_SELECTED EXCERPT_
* * * * *

Like banks, credit unions offer services such as checking and savings accounts, personal and business loans, credit cards and e-banking. Unlike banks, credit unions don’t pay a dime on the money they make from fees and interest from their customers. While banks often pay 30 percent or more in taxes, credit unions – even behemoth, multi-billion dollar credit unions – pay no taxes at all.

When credit unions make money, they don’t pay corporate income taxes or taxes on capital gains. They buy supplies and pay for services without shelling out sales taxes. Credit unions don’t even pay property taxes. Even though some credit unions own hundreds of branches, state and local governments don’t receive a dime on the billions of dollars’ worth of real estate credit unions own.

Here in Arizona, big credit unions use money they should be contributing to the community to fund fancy trips, swanky conferences and exorbitant salaries.

OneAZ Credit Union has stockpiled nearly $1.8 billion in assets, according to filings with the federal government. The Phoenix-based credit union pays its CEO a salary and benefits package worth $1.1 million a year. The outfit’s COO pockets $600,000 and the CFO earned $503,000 annually. Additionally, OneAZ spends $2 million on advertising, $1.1 million on conferences and $940,000 on travel every year.

* * * * *

_INFORMATION PROVIDED_
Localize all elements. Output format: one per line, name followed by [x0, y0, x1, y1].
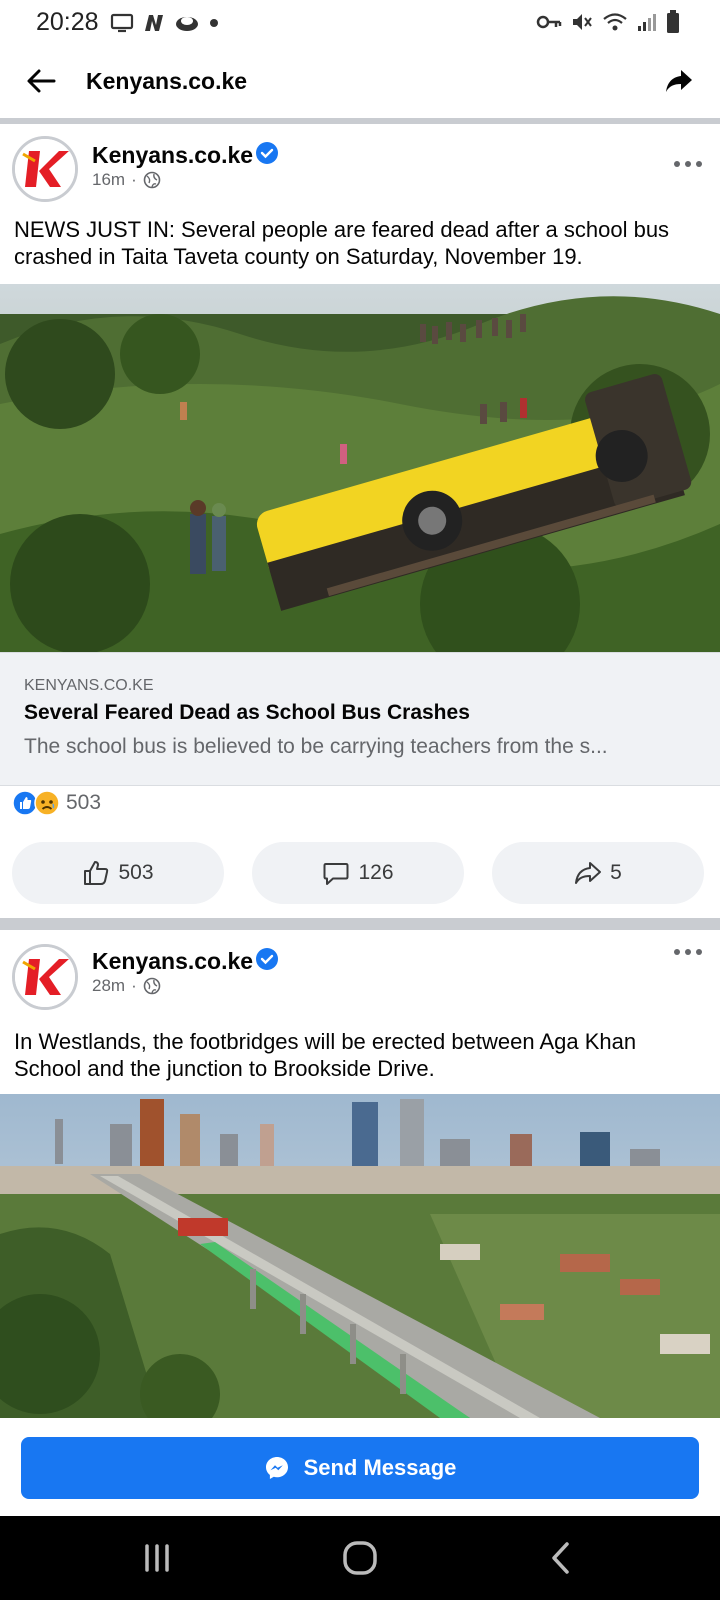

* * * * *

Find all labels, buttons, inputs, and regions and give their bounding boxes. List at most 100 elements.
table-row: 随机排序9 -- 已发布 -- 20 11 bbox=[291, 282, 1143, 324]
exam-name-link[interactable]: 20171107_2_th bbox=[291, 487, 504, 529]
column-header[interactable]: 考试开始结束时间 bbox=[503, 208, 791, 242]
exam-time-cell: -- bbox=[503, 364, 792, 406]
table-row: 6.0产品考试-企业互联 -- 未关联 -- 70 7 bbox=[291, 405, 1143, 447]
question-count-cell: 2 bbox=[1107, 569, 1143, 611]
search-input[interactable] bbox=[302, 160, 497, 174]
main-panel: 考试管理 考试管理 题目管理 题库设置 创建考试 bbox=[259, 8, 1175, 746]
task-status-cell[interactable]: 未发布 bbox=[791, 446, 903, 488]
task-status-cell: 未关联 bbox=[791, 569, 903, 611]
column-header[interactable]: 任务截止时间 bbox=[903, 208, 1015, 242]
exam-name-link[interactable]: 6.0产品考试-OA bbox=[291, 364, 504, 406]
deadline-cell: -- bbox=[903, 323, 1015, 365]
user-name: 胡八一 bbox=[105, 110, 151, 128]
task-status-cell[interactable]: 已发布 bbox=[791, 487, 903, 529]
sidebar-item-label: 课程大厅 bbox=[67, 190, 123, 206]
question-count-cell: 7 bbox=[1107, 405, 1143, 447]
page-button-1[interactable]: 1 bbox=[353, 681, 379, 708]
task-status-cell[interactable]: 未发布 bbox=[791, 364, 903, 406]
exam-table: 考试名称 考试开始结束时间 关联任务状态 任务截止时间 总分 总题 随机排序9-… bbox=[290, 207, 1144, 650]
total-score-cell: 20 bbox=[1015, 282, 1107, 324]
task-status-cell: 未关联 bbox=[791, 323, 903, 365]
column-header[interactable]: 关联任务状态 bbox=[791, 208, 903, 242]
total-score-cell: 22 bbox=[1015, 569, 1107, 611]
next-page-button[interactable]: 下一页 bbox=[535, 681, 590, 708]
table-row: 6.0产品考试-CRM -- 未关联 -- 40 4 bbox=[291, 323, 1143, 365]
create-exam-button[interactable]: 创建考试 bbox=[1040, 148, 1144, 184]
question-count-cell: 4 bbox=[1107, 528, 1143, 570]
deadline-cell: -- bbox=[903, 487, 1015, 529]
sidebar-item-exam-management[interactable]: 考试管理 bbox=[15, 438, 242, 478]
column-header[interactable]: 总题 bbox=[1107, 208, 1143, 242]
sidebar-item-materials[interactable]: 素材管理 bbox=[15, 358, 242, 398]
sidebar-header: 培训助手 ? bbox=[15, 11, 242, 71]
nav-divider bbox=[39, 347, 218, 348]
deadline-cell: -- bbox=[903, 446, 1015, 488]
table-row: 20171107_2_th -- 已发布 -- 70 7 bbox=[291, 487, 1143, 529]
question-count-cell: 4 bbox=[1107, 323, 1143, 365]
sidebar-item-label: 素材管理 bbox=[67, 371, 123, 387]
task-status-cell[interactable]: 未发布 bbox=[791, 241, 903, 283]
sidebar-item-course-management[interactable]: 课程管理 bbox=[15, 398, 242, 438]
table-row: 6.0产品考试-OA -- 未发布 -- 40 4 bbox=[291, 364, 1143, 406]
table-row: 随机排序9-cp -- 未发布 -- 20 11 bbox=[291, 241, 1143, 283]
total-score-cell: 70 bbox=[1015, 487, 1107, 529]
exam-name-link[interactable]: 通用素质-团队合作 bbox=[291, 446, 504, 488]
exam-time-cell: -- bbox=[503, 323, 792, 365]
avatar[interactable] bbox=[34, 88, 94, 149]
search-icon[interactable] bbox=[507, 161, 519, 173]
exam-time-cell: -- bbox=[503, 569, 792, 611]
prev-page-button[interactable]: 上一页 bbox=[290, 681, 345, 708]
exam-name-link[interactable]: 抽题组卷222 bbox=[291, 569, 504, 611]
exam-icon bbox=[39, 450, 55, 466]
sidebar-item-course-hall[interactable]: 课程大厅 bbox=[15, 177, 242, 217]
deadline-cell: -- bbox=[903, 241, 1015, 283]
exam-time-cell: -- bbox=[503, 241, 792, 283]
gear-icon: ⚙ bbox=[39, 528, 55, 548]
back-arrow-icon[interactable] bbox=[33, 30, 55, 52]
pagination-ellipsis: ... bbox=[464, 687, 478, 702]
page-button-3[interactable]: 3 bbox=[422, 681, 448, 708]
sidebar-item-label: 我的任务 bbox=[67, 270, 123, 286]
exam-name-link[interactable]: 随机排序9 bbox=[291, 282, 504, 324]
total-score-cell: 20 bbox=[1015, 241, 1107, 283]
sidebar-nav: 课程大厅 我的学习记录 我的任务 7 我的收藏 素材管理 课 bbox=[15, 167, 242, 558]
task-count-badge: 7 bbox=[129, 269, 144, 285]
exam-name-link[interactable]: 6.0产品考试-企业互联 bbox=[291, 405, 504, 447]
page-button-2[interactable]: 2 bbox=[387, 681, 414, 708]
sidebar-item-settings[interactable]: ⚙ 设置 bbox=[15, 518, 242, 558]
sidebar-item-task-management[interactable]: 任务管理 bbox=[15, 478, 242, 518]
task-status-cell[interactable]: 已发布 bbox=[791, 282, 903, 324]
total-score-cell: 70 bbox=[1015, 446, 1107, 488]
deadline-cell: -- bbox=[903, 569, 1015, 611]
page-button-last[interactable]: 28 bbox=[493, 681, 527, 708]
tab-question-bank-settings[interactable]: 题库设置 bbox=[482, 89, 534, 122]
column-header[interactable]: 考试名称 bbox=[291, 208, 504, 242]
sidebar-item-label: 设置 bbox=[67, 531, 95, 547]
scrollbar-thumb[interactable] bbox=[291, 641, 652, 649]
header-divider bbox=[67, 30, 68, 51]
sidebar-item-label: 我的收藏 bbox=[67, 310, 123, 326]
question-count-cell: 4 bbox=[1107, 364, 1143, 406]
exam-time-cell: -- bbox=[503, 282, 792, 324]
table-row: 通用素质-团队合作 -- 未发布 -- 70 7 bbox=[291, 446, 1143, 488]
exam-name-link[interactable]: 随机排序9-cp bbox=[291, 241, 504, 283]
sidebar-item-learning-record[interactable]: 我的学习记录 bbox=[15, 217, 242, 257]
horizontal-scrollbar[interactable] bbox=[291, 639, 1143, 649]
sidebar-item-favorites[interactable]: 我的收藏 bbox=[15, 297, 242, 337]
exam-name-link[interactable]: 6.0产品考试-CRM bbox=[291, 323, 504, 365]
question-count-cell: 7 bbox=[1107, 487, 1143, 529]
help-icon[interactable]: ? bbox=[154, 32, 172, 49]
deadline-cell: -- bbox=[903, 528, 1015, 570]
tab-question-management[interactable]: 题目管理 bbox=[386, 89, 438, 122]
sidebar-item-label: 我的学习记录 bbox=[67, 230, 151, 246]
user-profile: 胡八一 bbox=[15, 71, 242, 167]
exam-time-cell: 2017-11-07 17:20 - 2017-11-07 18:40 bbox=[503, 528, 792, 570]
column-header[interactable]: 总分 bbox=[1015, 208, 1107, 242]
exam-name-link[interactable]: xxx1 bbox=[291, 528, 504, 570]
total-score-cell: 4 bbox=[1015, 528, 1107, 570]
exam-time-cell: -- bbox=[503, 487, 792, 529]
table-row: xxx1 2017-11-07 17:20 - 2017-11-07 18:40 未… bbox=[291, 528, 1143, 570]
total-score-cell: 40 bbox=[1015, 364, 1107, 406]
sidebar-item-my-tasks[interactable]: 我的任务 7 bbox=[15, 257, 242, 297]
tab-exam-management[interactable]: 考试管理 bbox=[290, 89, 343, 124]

* * * * *

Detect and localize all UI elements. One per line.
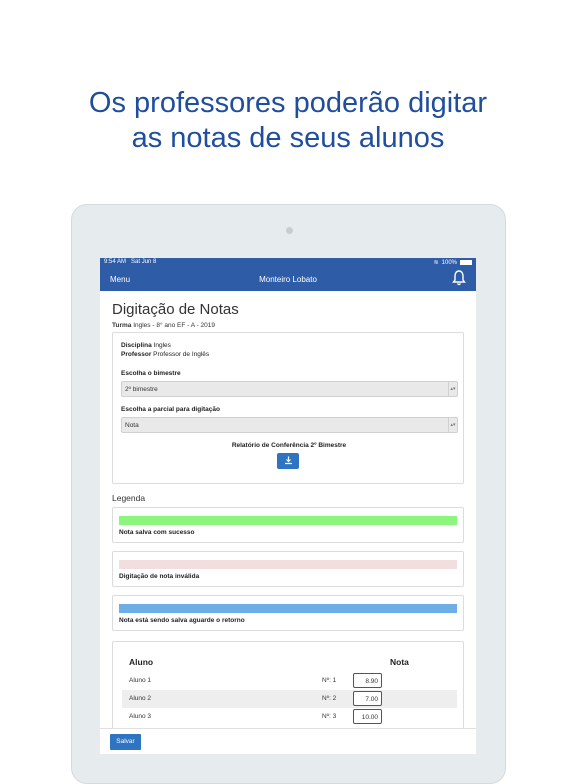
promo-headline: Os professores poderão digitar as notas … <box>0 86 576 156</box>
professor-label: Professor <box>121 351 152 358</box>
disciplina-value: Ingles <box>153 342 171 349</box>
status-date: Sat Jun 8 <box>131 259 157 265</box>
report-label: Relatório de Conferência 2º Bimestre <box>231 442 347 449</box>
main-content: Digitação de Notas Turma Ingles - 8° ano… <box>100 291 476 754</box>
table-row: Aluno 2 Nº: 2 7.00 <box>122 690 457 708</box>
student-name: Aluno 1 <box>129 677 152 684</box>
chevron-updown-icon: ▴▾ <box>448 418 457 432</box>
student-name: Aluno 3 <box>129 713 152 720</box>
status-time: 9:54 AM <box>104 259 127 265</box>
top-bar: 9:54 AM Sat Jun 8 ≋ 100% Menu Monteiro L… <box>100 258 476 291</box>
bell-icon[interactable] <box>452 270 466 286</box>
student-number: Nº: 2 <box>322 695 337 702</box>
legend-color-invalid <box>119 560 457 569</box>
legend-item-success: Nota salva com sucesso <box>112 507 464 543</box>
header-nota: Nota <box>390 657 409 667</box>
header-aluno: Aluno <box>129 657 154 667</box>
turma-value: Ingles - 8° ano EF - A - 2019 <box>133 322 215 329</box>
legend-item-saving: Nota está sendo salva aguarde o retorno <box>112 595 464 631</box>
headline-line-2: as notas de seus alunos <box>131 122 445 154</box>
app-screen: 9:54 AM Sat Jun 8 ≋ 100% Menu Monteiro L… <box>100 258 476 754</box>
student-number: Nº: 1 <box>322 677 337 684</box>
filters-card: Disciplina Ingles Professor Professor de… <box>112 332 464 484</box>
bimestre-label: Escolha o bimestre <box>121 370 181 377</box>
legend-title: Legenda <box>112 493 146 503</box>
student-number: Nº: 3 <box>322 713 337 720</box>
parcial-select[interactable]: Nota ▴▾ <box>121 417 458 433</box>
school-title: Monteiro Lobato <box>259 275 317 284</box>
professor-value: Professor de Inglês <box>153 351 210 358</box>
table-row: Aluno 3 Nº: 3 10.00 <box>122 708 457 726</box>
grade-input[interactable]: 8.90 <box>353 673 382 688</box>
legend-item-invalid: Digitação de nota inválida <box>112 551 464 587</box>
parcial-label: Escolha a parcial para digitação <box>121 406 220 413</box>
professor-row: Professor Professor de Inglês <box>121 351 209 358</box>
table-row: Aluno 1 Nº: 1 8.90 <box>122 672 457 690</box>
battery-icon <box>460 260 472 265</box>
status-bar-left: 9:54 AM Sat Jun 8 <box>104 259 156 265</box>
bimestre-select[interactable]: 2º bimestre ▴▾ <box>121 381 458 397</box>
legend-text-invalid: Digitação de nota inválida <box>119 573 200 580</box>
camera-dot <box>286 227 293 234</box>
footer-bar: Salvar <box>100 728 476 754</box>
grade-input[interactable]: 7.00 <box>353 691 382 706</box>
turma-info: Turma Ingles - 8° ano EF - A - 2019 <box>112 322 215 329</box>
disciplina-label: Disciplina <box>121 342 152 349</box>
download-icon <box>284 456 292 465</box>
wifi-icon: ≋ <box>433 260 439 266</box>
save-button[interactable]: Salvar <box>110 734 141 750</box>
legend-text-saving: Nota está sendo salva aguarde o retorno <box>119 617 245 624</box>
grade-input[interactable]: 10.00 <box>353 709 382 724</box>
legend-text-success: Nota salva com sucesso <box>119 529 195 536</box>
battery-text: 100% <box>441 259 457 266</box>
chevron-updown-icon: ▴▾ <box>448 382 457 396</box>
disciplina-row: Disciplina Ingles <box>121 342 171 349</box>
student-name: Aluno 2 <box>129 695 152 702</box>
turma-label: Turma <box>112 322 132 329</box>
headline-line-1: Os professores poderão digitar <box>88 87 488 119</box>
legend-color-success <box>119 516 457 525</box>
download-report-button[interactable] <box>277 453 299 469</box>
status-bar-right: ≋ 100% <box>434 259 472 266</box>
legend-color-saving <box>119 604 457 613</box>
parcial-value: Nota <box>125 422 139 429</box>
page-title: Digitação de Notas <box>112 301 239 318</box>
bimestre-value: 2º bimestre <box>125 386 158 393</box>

* * * * *

_PARTS OF THE EXERCISE_
#1 Set down the passage on credit union taxes word for word, beginning at the words "Here in Arizona, big" and stopping after "and exorbitant salaries.".
#2 Please list each specific kind of tax that the passage on credit union taxes says credit unions do not pay.
The data has no connection to the passage on credit union taxes.

_THE REPLIES_
#1
Here in Arizona, big credit unions use money they should be contributing to the community to fund fancy trips, swanky conferences and exorbitant salaries.

#2
- Corporate income taxes
- Taxes on capital gains
- Sales taxes
- Property taxes